• RECORD LIST

'''

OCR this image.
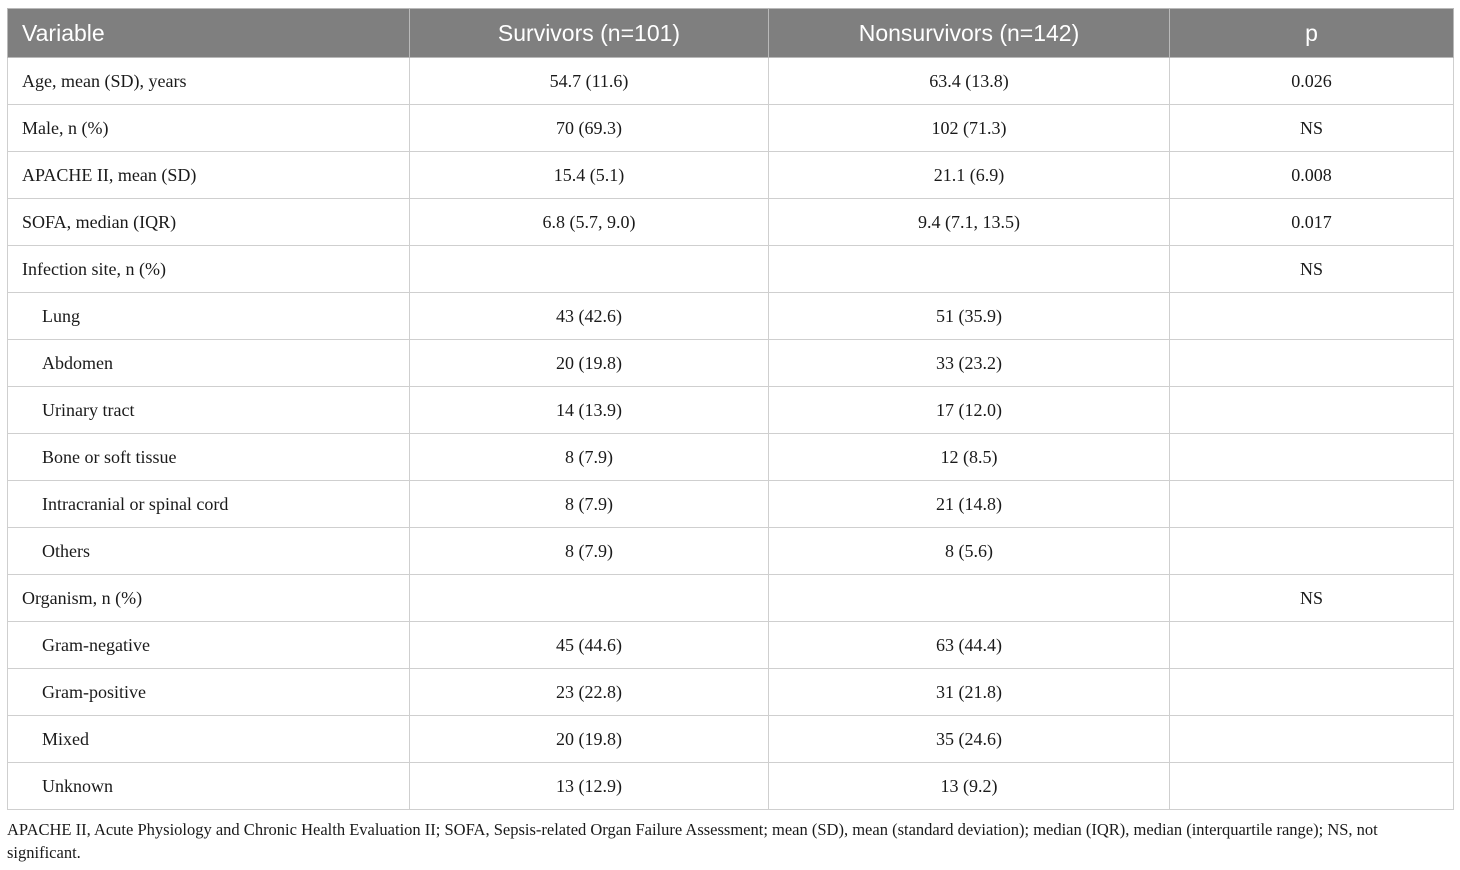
Variable	Survivors (n=101)	Nonsurvivors (n=142)	p
Age, mean (SD), years	54.7 (11.6)	63.4 (13.8)	0.026
Male, n (%)	70 (69.3)	102 (71.3)	NS
APACHE II, mean (SD)	15.4 (5.1)	21.1 (6.9)	0.008
SOFA, median (IQR)	6.8 (5.7, 9.0)	9.4 (7.1, 13.5)	0.017
Infection site, n (%)			NS
Lung	43 (42.6)	51 (35.9)	
Abdomen	20 (19.8)	33 (23.2)	
Urinary tract	14 (13.9)	17 (12.0)	
Bone or soft tissue	8 (7.9)	12 (8.5)	
Intracranial or spinal cord	8 (7.9)	21 (14.8)	
Others	8 (7.9)	8 (5.6)	
Organism, n (%)			NS
Gram-negative	45 (44.6)	63 (44.4)	
Gram-positive	23 (22.8)	31 (21.8)	
Mixed	20 (19.8)	35 (24.6)	
Unknown	13 (12.9)	13 (9.2)	
APACHE II, Acute Physiology and Chronic Health Evaluation II; SOFA, Sepsis-related Organ Failure Assessment; mean (SD), mean (standard deviation); median (IQR), median (interquartile range); NS, not significant.
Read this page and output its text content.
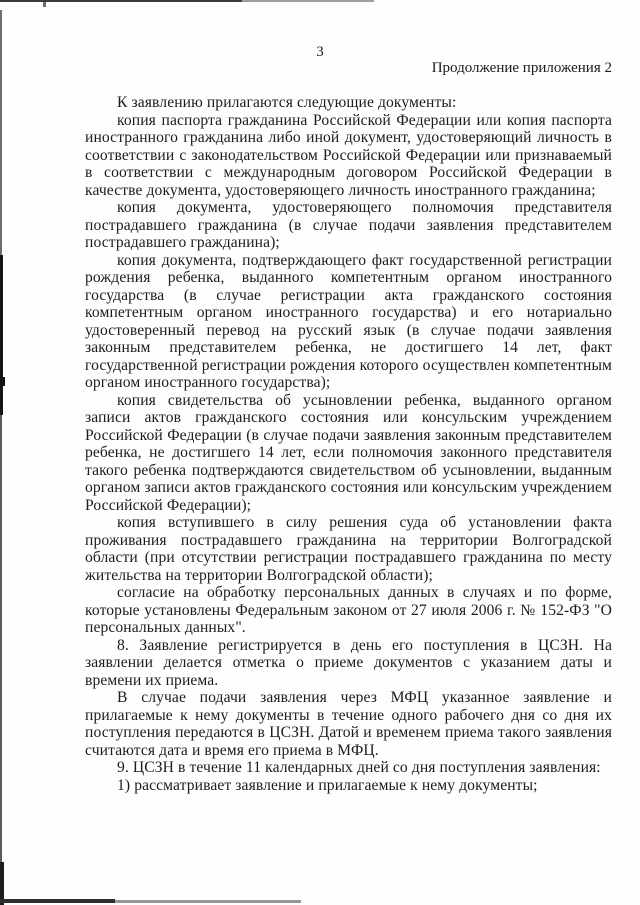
3
Продолжение приложения 2

К заявлению прилагаются следующие документы:

копия паспорта гражданина Российской Федерации или копия паспорта иностранного гражданина либо иной документ, удостоверяющий личность в соответствии с законодательством Российской Федерации или признаваемый в соответствии с международным договором Российской Федерации в качестве документа, удостоверяющего личность иностранного гражданина;

копия документа, удостоверяющего полномочия представителя пострадавшего гражданина (в случае подачи заявления представителем пострадавшего гражданина);

копия документа, подтверждающего факт государственной регистрации рождения ребенка, выданного компетентным органом иностранного государства (в случае регистрации акта гражданского состояния компетентным органом иностранного государства) и его нотариально удостоверенный перевод на русский язык (в случае подачи заявления законным представителем ребенка, не достигшего 14 лет, факт государственной регистрации рождения которого осуществлен компетентным органом иностранного государства);

копия свидетельства об усыновлении ребенка, выданного органом записи актов гражданского состояния или консульским учреждением Российской Федерации (в случае подачи заявления законным представителем ребенка, не достигшего 14 лет, если полномочия законного представителя такого ребенка подтверждаются свидетельством об усыновлении, выданным органом записи актов гражданского состояния или консульским учреждением Российской Федерации);

копия вступившего в силу решения суда об установлении факта проживания пострадавшего гражданина на территории Волгоградской области (при отсутствии регистрации пострадавшего гражданина по месту жительства на территории Волгоградской области);

согласие на обработку персональных данных в случаях и по форме, которые установлены Федеральным законом от 27 июля 2006 г. № 152-ФЗ "О персональных данных".

8. Заявление регистрируется в день его поступления в ЦСЗН. На заявлении делается отметка о приеме документов с указанием даты и времени их приема.

В случае подачи заявления через МФЦ указанное заявление и прилагаемые к нему документы в течение одного рабочего дня со дня их поступления передаются в ЦСЗН. Датой и временем приема такого заявления считаются дата и время его приема в МФЦ.

9. ЦСЗН в течение 11 календарных дней со дня поступления заявления:

1) рассматривает заявление и прилагаемые к нему документы;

'''

Find the word "документы" in the records and pull out each line that has it.

• THE OUTPUT
К заявлению прилагаются следующие документы:
В случае подачи заявления через МФЦ указанное заявление и прилагаемые к нему документы в течение одного рабочего дня со дня их поступления передаются в ЦСЗН. Датой и временем приема такого заявления считаются дата и время его приема в МФЦ.
1) рассматривает заявление и прилагаемые к нему документы;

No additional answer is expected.